Set task => Find the lines containing the word "九二共识" and copy every one of them.

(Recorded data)
==*==
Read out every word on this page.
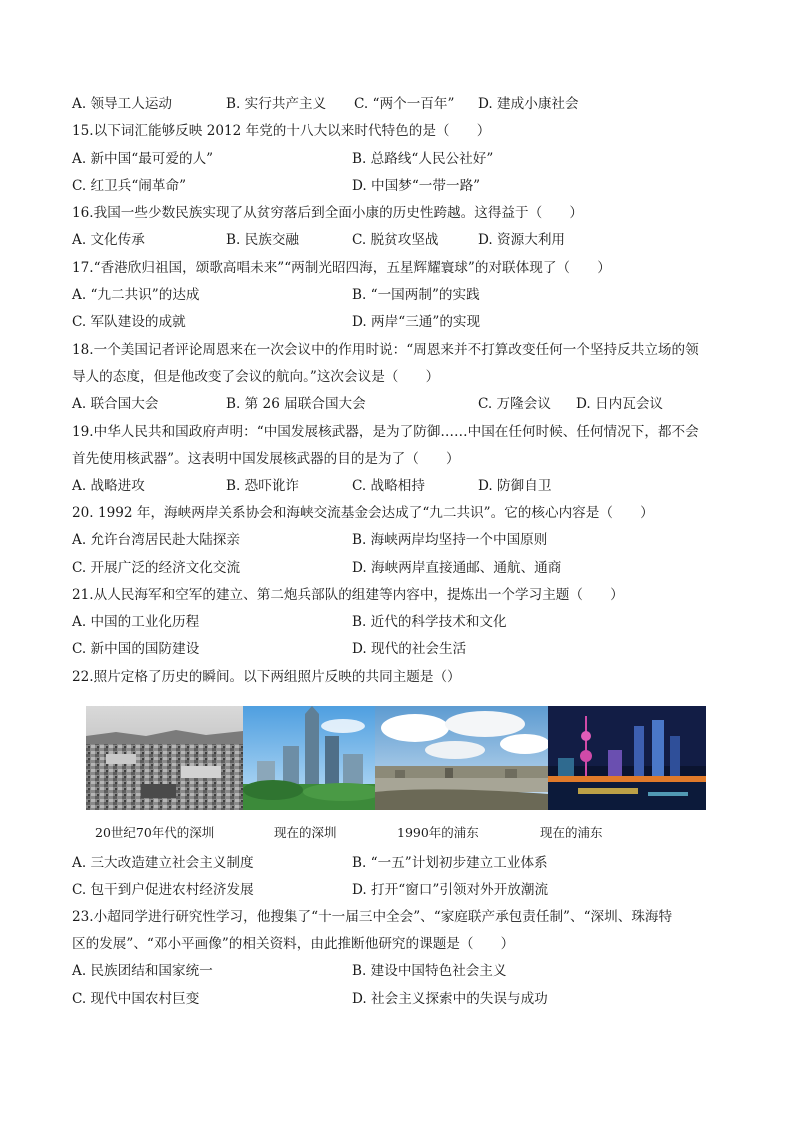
A. 领导工人运动	B. 实行共产主义 C. “两个一百年” D. 建成小康社会
15.以下词汇能够反映 2012 年党的十八大以来时代特色的是（　　）
A. 新中国“最可爱的人”	B. 总路线“人民公社好”
C. 红卫兵“闹革命”	D. 中国梦“一带一路”
16.我国一些少数民族实现了从贫穷落后到全面小康的历史性跨越。这得益于（　　）
A. 文化传承	B. 民族交融	C. 脱贫攻坚战	D. 资源大利用
17.“香港欣归祖国，颂歌高唱未来”“两制光昭四海，五星辉耀寰球”的对联体现了（　　）
A. “九二共识”的达成	B. “一国两制”的实践
C. 军队建设的成就	D. 两岸“三通”的实现
18.一个美国记者评论周恩来在一次会议中的作用时说：“周恩来并不打算改变任何一个坚持反共立场的领
导人的态度，但是他改变了会议的航向。”这次会议是（　　）
A. 联合国大会	B. 第 26 届联合国大会	C. 万隆会议 D. 日内瓦会议
19.中华人民共和国政府声明：“中国发展核武器，是为了防御……中国在任何时候、任何情况下，都不会
首先使用核武器”。这表明中国发展核武器的目的是为了（　　）
A. 战略进攻	B. 恐吓讹诈	C. 战略相持	D. 防御自卫
20. 1992 年，海峡两岸关系协会和海峡交流基金会达成了“九二共识”。它的核心内容是（　　）
A. 允许台湾居民赴大陆探亲	B. 海峡两岸均坚持一个中国原则
C. 开展广泛的经济文化交流	D. 海峡两岸直接通邮、通航、通商
21.从人民海军和空军的建立、第二炮兵部队的组建等内容中，提炼出一个学习主题（　　）
A. 中国的工业化历程	B. 近代的科学技术和文化
C. 新中国的国防建设	D. 现代的社会生活
22.照片定格了历史的瞬间。以下两组照片反映的共同主题是（）
20世纪70年代的深圳	现在的深圳	1990年的浦东	现在的浦东
A. 三大改造建立社会主义制度	B. “一五”计划初步建立工业体系
C. 包干到户促进农村经济发展	D. 打开“窗口”引领对外开放潮流
23.小超同学进行研究性学习，他搜集了“十一届三中全会”、“家庭联产承包责任制”、“深圳、珠海特
区的发展”、“邓小平画像”的相关资料，由此推断他研究的课题是（　　）
A. 民族团结和国家统一	B. 建设中国特色社会主义
C. 现代中国农村巨变	D. 社会主义探索中的失误与成功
==*==
Task output =>
A. “九二共识”的达成	B. “一国两制”的实践
20. 1992 年，海峡两岸关系协会和海峡交流基金会达成了“九二共识”。它的核心内容是（　　）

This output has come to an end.